## Start INPUT MATERIAL

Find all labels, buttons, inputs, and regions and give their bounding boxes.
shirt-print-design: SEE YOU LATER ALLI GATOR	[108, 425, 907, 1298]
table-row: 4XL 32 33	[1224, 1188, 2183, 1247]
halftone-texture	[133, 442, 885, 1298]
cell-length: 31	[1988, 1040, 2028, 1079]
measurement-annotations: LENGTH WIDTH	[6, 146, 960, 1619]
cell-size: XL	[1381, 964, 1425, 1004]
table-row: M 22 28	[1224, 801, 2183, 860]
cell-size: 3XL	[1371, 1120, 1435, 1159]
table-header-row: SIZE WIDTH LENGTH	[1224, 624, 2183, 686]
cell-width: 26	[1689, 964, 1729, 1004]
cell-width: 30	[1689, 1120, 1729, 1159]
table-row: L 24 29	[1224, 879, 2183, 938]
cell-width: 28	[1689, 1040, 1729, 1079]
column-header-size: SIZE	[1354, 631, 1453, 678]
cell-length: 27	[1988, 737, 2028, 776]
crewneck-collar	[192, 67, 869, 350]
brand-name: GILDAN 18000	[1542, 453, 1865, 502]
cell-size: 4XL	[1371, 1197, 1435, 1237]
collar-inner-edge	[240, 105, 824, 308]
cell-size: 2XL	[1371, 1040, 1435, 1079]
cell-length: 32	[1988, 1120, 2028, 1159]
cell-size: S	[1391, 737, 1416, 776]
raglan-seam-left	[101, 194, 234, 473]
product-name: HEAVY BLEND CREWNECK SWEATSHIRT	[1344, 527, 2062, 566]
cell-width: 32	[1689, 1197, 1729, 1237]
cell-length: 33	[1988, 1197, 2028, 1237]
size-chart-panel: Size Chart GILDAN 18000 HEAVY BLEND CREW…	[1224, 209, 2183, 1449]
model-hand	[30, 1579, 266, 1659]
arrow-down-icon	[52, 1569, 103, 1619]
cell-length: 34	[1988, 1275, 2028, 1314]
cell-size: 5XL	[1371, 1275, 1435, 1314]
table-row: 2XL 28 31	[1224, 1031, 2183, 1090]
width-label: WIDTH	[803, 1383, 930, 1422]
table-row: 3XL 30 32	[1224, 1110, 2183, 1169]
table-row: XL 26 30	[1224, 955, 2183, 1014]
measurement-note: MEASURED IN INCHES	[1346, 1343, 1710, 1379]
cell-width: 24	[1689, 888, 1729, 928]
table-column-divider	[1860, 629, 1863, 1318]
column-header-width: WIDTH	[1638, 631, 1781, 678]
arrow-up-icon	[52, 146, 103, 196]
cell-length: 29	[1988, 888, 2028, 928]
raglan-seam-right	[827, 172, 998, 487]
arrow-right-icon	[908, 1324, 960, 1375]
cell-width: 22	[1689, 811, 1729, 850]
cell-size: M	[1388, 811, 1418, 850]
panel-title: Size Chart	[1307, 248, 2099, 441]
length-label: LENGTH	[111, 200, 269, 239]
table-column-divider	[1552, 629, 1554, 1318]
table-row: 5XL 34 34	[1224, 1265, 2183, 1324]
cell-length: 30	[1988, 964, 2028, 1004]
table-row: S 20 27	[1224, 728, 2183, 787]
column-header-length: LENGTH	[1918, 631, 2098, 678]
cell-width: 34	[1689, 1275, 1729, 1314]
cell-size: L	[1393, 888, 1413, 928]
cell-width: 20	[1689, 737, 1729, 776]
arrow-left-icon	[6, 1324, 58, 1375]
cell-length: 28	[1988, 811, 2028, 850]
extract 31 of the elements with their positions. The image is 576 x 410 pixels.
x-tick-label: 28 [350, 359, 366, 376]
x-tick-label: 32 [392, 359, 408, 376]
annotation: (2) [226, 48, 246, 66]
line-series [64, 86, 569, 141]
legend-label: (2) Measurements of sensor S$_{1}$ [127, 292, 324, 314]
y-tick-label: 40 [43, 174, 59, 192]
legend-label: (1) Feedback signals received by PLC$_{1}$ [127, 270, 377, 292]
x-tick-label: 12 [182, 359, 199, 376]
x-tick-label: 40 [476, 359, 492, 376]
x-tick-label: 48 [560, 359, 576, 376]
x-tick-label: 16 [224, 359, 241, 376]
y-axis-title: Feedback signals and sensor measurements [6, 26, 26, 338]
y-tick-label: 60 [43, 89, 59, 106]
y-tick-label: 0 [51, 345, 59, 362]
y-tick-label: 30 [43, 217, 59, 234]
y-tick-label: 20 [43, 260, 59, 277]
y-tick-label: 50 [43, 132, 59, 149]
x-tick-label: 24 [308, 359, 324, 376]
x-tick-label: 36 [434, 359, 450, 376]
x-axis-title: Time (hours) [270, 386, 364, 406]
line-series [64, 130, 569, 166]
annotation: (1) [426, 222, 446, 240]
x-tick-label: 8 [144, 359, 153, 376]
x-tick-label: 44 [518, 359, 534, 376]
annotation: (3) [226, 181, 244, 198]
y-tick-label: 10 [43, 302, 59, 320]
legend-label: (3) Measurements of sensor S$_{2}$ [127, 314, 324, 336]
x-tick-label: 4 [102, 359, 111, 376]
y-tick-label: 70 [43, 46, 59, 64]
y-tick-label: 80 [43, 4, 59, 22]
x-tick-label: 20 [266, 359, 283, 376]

## End INPUT MATERIAL

--- WHAT IS NEEDED ---
Could you copy out, word for word, the stretch of lines from the start of the stored records through the line containing "453, 1865, 502]"?

--- ANSWER TO THE EXERCISE ---
Find all labels, buttons, inputs, and regions and give their bounding boxes.
shirt-print-design: SEE YOU LATER ALLI GATOR	[108, 425, 907, 1298]
table-row: 4XL 32 33	[1224, 1188, 2183, 1247]
halftone-texture	[133, 442, 885, 1298]
cell-length: 31	[1988, 1040, 2028, 1079]
measurement-annotations: LENGTH WIDTH	[6, 146, 960, 1619]
cell-size: XL	[1381, 964, 1425, 1004]
table-row: M 22 28	[1224, 801, 2183, 860]
cell-size: 3XL	[1371, 1120, 1435, 1159]
table-header-row: SIZE WIDTH LENGTH	[1224, 624, 2183, 686]
cell-width: 26	[1689, 964, 1729, 1004]
cell-width: 30	[1689, 1120, 1729, 1159]
table-row: L 24 29	[1224, 879, 2183, 938]
cell-width: 28	[1689, 1040, 1729, 1079]
column-header-size: SIZE	[1354, 631, 1453, 678]
cell-length: 27	[1988, 737, 2028, 776]
crewneck-collar	[192, 67, 869, 350]
brand-name: GILDAN 18000	[1542, 453, 1865, 502]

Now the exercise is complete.